**SHORT TASK**
Retype the records that come next, word for word.

::::

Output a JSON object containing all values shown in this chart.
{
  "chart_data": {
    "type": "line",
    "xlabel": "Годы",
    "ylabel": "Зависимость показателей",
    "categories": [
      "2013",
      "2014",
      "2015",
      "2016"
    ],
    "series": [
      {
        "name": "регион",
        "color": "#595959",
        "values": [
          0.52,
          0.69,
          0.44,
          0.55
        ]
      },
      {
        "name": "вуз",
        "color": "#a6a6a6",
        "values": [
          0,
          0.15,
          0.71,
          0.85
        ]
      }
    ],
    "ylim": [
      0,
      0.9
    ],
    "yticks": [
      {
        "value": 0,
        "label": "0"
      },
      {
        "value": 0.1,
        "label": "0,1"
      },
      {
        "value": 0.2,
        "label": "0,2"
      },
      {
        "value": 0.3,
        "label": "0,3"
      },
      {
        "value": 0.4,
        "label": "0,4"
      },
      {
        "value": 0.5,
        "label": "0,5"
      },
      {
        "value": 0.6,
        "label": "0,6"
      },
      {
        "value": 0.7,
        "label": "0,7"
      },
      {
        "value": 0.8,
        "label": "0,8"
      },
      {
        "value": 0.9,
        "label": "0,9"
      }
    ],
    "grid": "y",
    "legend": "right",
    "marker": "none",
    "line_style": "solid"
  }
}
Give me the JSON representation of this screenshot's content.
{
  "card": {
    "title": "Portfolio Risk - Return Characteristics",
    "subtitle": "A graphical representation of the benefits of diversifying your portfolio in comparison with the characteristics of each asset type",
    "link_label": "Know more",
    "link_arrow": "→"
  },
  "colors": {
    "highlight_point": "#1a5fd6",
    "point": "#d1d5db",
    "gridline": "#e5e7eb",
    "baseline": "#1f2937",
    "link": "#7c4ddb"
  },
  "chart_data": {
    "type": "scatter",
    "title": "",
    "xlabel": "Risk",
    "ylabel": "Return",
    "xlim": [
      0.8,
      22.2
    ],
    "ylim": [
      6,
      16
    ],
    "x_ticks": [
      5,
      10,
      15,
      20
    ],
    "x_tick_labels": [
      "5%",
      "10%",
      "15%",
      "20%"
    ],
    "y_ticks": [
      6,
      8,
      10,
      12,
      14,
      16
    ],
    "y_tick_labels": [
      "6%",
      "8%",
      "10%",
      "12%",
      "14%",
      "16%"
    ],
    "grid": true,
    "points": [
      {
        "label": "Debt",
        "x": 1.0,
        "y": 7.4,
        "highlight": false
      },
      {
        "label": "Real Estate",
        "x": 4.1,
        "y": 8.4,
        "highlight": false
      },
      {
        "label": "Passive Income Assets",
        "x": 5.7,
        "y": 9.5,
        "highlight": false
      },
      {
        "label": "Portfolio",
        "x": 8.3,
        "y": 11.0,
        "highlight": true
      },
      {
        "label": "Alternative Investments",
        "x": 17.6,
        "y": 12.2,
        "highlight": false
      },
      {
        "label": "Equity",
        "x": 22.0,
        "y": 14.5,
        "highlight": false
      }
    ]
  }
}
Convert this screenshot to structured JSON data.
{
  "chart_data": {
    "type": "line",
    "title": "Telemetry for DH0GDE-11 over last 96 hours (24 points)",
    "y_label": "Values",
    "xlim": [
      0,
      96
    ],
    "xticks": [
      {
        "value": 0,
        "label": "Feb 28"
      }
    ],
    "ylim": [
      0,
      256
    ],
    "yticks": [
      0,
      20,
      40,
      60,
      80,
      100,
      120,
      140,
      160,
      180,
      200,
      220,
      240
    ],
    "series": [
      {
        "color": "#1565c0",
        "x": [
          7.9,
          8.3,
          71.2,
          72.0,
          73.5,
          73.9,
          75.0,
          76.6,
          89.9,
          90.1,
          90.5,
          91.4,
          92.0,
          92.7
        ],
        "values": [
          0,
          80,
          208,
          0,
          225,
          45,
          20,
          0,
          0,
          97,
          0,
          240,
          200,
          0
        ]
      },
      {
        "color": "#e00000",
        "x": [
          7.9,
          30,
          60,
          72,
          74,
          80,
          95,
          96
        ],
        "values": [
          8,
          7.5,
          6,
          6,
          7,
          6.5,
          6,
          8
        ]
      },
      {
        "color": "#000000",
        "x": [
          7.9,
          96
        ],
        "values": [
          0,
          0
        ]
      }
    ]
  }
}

::::

**TASK RESPONSE**
Output a JSON object containing all values shown in this chart.
{
  "chart_data": {
    "type": "line",
    "xlabel": "Годы",
    "ylabel": "Зависимость показателей",
    "categories": [
      "2013",
      "2014",
      "2015",
      "2016"
    ],
    "series": [
      {
        "name": "регион",
        "color": "#595959",
        "values": [
          0.52,
          0.69,
          0.44,
          0.55
        ]
      },
      {
        "name": "вуз",
        "color": "#a6a6a6",
        "values": [
          0,
          0.15,
          0.71,
          0.85
        ]
      }
    ],
    "ylim": [
      0,
      0.9
    ],
    "yticks": [
      {
        "value": 0,
        "label": "0"
      },
      {
        "value": 0.1,
        "label": "0,1"
      },
      {
        "value": 0.2,
        "label": "0,2"
      },
      {
        "value": 0.3,
        "label": "0,3"
      },
      {
        "value": 0.4,
        "label": "0,4"
      },
      {
        "value": 0.5,
        "label": "0,5"
      },
      {
        "value": 0.6,
        "label": "0,6"
      },
      {
        "value": 0.7,
        "label": "0,7"
      },
      {
        "value": 0.8,
        "label": "0,8"
      },
      {
        "value": 0.9,
        "label": "0,9"
      }
    ],
    "grid": "y",
    "legend": "right",
    "marker": "none",
    "line_style": "solid"
  }
}
Give me the JSON representation of this screenshot's content.
{
  "card": {
    "title": "Portfolio Risk - Return Characteristics",
    "subtitle": "A graphical representation of the benefits of diversifying your portfolio in comparison with the characteristics of each asset type",
    "link_label": "Know more",
    "link_arrow": "→"
  },
  "colors": {
    "highlight_point": "#1a5fd6",
    "point": "#d1d5db",
    "gridline": "#e5e7eb",
    "baseline": "#1f2937",
    "link": "#7c4ddb"
  },
  "chart_data": {
    "type": "scatter",
    "title": "",
    "xlabel": "Risk",
    "ylabel": "Return",
    "xlim": [
      0.8,
      22.2
    ],
    "ylim": [
      6,
      16
    ],
    "x_ticks": [
      5,
      10,
      15,
      20
    ],
    "x_tick_labels": [
      "5%",
      "10%",
      "15%",
      "20%"
    ],
    "y_ticks": [
      6,
      8,
      10,
      12,
      14,
      16
    ],
    "y_tick_labels": [
      "6%",
      "8%",
      "10%",
      "12%",
      "14%",
      "16%"
    ],
    "grid": true,
    "points": [
      {
        "label": "Debt",
        "x": 1.0,
        "y": 7.4,
        "highlight": false
      },
      {
        "label": "Real Estate",
        "x": 4.1,
        "y": 8.4,
        "highlight": false
      },
      {
        "label": "Passive Income Assets",
        "x": 5.7,
        "y": 9.5,
        "highlight": false
      },
      {
        "label": "Portfolio",
        "x": 8.3,
        "y": 11.0,
        "highlight": true
      },
      {
        "label": "Alternative Investments",
        "x": 17.6,
        "y": 12.2,
        "highlight": false
      },
      {
        "label": "Equity",
        "x": 22.0,
        "y": 14.5,
        "highlight": false
      }
    ]
  }
}
Convert this screenshot to structured JSON data.
{
  "chart_data": {
    "type": "line",
    "title": "Telemetry for DH0GDE-11 over last 96 hours (24 points)",
    "y_label": "Values",
    "xlim": [
      0,
      96
    ],
    "xticks": [
      {
        "value": 0,
        "label": "Feb 28"
      }
    ],
    "ylim": [
      0,
      256
    ],
    "yticks": [
      0,
      20,
      40,
      60,
      80,
      100,
      120,
      140,
      160,
      180,
      200,
      220,
      240
    ],
    "series": [
      {
        "color": "#1565c0",
        "x": [
          7.9,
          8.3,
          71.2,
          72.0,
          73.5,
          73.9,
          75.0,
          76.6,
          89.9,
          90.1,
          90.5,
          91.4,
          92.0,
          92.7
        ],
        "values": [
          0,
          80,
          208,
          0,
          225,
          45,
          20,
          0,
          0,
          97,
          0,
          240,
          200,
          0
        ]
      },
      {
        "color": "#e00000",
        "x": [
          7.9,
          30,
          60,
          72,
          74,
          80,
          95,
          96
        ],
        "values": [
          8,
          7.5,
          6,
          6,
          7,
          6.5,
          6,
          8
        ]
      },
      {
        "color": "#000000",
        "x": [
          7.9,
          96
        ],
        "values": [
          0,
          0
        ]
      }
    ]
  }
}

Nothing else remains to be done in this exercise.